_What you have to do_: Copy all lines holding the word "nhospitals" from the entries.

_Listing_:
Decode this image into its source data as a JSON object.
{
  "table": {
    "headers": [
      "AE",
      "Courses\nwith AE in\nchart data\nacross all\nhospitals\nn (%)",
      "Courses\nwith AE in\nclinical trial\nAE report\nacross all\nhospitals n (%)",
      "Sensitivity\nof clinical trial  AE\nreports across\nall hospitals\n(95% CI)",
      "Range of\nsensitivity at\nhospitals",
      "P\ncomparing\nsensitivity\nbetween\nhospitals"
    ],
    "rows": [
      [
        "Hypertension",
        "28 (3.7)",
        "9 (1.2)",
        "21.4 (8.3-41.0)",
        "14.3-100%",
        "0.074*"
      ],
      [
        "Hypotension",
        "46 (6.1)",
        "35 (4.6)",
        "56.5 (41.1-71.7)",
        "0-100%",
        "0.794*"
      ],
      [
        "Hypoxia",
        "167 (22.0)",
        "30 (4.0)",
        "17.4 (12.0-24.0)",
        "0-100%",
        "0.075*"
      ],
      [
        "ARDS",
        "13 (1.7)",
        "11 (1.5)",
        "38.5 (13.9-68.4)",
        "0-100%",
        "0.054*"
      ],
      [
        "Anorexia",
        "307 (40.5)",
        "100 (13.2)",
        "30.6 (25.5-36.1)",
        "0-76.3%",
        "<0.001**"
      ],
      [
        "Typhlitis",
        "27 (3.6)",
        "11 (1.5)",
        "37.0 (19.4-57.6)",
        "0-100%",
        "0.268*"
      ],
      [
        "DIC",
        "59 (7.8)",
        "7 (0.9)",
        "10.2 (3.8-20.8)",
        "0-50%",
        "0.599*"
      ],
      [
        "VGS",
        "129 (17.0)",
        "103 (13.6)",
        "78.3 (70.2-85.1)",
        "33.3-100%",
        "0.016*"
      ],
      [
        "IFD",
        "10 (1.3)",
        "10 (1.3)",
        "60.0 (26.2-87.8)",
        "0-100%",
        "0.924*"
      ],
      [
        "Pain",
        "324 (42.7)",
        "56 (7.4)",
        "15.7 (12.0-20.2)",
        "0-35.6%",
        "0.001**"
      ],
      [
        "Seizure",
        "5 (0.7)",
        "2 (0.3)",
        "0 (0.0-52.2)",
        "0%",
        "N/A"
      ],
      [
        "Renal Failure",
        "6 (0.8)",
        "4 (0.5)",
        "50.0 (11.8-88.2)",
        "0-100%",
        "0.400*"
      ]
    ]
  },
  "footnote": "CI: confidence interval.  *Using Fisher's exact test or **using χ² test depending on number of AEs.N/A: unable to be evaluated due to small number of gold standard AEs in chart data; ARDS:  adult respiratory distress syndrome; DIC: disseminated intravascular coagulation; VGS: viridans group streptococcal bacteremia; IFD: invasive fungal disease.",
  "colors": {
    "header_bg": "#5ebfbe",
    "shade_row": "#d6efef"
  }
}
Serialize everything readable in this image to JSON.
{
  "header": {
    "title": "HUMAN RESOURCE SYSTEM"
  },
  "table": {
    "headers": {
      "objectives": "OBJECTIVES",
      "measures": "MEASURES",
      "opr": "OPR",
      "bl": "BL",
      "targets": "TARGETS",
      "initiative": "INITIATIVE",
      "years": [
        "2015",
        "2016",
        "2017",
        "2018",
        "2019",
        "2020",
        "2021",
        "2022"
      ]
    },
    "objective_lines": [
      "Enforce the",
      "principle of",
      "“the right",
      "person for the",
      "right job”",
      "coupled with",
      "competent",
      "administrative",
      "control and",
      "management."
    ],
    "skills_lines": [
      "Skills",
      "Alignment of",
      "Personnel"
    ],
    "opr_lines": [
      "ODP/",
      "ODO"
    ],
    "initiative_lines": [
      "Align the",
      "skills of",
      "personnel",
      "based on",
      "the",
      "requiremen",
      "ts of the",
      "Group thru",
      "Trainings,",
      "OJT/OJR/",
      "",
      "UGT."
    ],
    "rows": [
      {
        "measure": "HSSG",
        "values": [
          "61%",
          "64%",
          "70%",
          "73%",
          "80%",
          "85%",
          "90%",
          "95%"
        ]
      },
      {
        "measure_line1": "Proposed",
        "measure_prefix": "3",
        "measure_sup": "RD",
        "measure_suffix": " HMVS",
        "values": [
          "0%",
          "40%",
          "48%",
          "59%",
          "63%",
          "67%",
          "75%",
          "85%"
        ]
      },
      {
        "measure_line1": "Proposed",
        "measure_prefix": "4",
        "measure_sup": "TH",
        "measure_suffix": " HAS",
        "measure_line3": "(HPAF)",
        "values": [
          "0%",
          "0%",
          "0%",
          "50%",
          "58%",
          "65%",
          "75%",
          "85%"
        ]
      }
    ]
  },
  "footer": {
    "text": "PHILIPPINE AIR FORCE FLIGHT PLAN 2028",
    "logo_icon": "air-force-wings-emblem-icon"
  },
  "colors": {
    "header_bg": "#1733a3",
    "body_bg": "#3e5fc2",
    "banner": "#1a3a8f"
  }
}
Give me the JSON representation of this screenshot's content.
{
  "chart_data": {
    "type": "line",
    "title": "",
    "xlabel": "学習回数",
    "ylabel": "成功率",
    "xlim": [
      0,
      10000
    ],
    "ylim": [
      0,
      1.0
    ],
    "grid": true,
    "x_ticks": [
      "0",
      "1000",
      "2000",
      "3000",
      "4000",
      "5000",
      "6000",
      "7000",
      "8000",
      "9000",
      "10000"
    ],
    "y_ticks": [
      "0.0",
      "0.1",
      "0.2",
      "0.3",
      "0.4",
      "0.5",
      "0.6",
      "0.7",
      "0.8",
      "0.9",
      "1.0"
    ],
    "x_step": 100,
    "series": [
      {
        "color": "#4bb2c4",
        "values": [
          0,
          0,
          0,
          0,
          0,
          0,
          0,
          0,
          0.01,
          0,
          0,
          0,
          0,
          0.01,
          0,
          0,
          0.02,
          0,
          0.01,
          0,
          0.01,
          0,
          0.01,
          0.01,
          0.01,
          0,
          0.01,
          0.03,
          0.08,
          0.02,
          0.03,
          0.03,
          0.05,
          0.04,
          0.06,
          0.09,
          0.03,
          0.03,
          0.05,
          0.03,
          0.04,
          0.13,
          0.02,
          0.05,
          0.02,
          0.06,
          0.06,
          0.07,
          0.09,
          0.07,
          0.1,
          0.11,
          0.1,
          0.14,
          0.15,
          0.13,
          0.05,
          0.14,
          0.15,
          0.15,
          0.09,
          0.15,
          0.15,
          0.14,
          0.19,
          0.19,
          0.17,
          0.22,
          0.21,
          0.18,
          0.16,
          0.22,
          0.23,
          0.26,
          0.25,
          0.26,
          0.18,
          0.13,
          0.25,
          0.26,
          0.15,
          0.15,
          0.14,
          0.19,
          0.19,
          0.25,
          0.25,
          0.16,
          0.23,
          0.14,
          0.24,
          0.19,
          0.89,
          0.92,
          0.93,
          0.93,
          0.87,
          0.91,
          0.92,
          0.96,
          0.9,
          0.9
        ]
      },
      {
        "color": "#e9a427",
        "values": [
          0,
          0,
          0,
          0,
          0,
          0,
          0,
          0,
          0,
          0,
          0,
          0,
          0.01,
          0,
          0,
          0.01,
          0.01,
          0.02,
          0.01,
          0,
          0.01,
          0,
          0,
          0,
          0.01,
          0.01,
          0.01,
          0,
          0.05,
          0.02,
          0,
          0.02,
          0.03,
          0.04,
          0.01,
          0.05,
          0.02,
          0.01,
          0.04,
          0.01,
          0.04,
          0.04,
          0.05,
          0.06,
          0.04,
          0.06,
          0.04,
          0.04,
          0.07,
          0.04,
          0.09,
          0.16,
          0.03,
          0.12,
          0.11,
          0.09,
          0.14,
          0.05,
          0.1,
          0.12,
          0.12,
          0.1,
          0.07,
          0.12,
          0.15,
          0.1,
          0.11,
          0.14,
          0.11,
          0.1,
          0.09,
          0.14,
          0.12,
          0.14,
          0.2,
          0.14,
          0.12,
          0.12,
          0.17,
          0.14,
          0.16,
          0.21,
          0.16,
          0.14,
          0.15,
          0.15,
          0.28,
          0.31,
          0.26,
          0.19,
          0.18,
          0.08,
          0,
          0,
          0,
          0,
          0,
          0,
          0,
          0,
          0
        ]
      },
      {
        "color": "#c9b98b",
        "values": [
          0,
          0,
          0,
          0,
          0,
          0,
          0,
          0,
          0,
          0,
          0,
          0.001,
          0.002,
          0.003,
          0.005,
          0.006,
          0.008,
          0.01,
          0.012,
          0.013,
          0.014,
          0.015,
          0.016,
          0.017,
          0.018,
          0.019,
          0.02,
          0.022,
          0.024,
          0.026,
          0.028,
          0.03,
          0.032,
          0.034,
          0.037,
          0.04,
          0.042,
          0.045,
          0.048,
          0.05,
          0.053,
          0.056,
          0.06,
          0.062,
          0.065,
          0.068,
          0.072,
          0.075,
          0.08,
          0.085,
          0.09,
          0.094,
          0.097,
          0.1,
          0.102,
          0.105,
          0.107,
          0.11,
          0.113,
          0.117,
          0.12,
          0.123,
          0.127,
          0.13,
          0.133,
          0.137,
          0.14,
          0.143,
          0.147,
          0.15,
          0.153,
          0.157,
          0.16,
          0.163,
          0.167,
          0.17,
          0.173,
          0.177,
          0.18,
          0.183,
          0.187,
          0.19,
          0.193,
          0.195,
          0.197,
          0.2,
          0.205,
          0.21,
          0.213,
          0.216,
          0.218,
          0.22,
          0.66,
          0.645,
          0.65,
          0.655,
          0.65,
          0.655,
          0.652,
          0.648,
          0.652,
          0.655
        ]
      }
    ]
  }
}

_Task result_:
      "Courses\nwith AE in\nchart data\nacross all\nhospitals\nn (%)",
      "Courses\nwith AE in\nclinical trial\nAE report\nacross all\nhospitals n (%)",
      "Range of\nsensitivity at\nhospitals",
      "P\ncomparing\nsensitivity\nbetween\nhospitals"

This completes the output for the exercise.